Data entries for graphics:
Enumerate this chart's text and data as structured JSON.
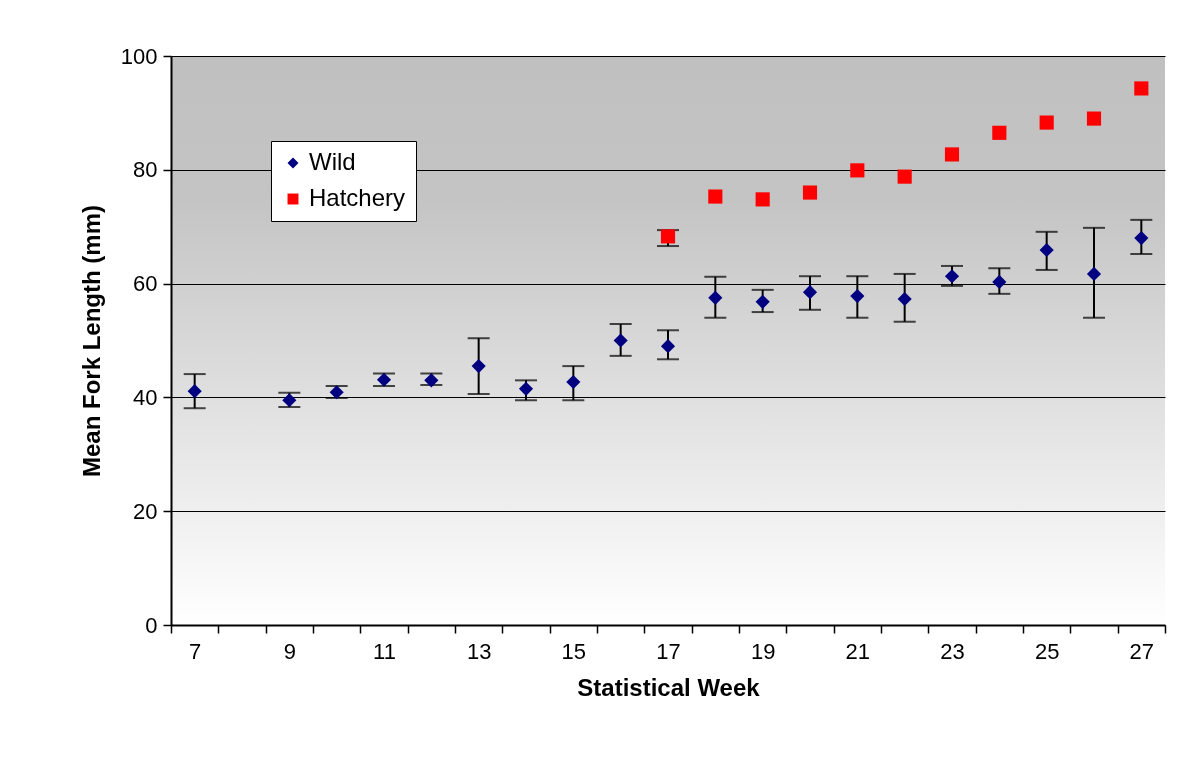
{
  "chart_data": {
    "type": "scatter",
    "xlabel": "Statistical Week",
    "ylabel": "Mean Fork Length (mm)",
    "categories": [
      "7",
      null,
      "9",
      null,
      "11",
      null,
      "13",
      null,
      "15",
      null,
      "17",
      null,
      "19",
      null,
      "21",
      null,
      "23",
      null,
      "25",
      null,
      "27"
    ],
    "series": [
      {
        "name": "Wild",
        "color": "#000080",
        "marker": "diamond",
        "values": [
          41.1,
          null,
          39.5,
          40.9,
          43.1,
          43,
          45.5,
          41.5,
          42.7,
          50,
          49,
          57.5,
          56.8,
          58.5,
          57.8,
          57.3,
          61.3,
          60.3,
          65.9,
          61.7,
          68
        ],
        "errors": [
          [
            38.1,
            44.1
          ],
          null,
          [
            38.3,
            40.8
          ],
          [
            39.9,
            42
          ],
          [
            42,
            44.2
          ],
          [
            42.2,
            44.2
          ],
          [
            40.6,
            50.4
          ],
          [
            39.5,
            43
          ],
          [
            39.5,
            45.5
          ],
          [
            47.3,
            52.9
          ],
          [
            46.7,
            51.8
          ],
          [
            54,
            61.2
          ],
          [
            55,
            58.9
          ],
          [
            55.4,
            61.3
          ],
          [
            54,
            61.3
          ],
          [
            53.3,
            61.7
          ],
          [
            59.6,
            63.1
          ],
          [
            58.2,
            62.7
          ],
          [
            62.4,
            69.1
          ],
          [
            54,
            69.8
          ],
          [
            65.2,
            71.2
          ]
        ]
      },
      {
        "name": "Hatchery",
        "color": "#ff0000",
        "marker": "square",
        "values": [
          null,
          null,
          null,
          null,
          null,
          null,
          null,
          null,
          null,
          null,
          68.3,
          75.3,
          74.8,
          76,
          79.9,
          78.8,
          82.7,
          86.5,
          88.3,
          89,
          94.3
        ],
        "errors": [
          null,
          null,
          null,
          null,
          null,
          null,
          null,
          null,
          null,
          null,
          [
            66.6,
            69.4
          ],
          null,
          null,
          null,
          null,
          null,
          null,
          null,
          null,
          null,
          null
        ]
      }
    ],
    "ylim": [
      0,
      100
    ],
    "yticks": [
      0,
      20,
      40,
      60,
      80,
      100
    ],
    "grid": "y",
    "legend": "top left"
  }
}
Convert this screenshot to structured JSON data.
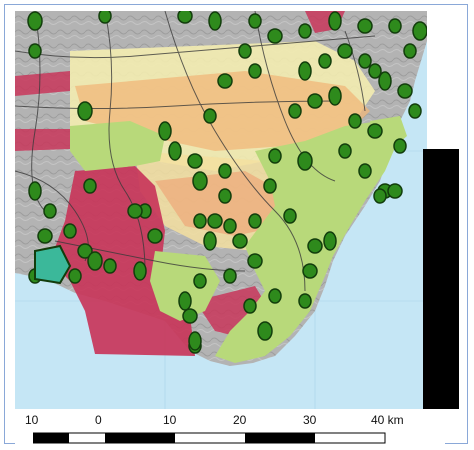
{
  "scale_bar": {
    "ticks": [
      "10",
      "0",
      "10",
      "20",
      "30",
      "40 km"
    ]
  },
  "colors": {
    "sea": "#c5e6f5",
    "land_grey": "#b7b7b7",
    "green_zone": "#b8d97a",
    "red_zone": "#c8365a",
    "yellow_band": "#f3ecb0",
    "orange_band": "#f0b77a",
    "marker_fill": "#2e8a1c",
    "marker_stroke": "#123d0c",
    "road": "#3a3a3a",
    "scale_dark": "#000000",
    "scale_light": "#ffffff"
  }
}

▶ Goal of the exercise
Word for word, please, restate the lines of the listing from the one holding "Convert this screenshot" down to the last line, leaving out any pictures.

▶ Result
Convert this screenshot to structured JSON data.
{
  "scale_bar": {
    "ticks": [
      "10",
      "0",
      "10",
      "20",
      "30",
      "40 km"
    ]
  },
  "colors": {
    "sea": "#c5e6f5",
    "land_grey": "#b7b7b7",
    "green_zone": "#b8d97a",
    "red_zone": "#c8365a",
    "yellow_band": "#f3ecb0",
    "orange_band": "#f0b77a",
    "marker_fill": "#2e8a1c",
    "marker_stroke": "#123d0c",
    "road": "#3a3a3a",
    "scale_dark": "#000000",
    "scale_light": "#ffffff"
  }
}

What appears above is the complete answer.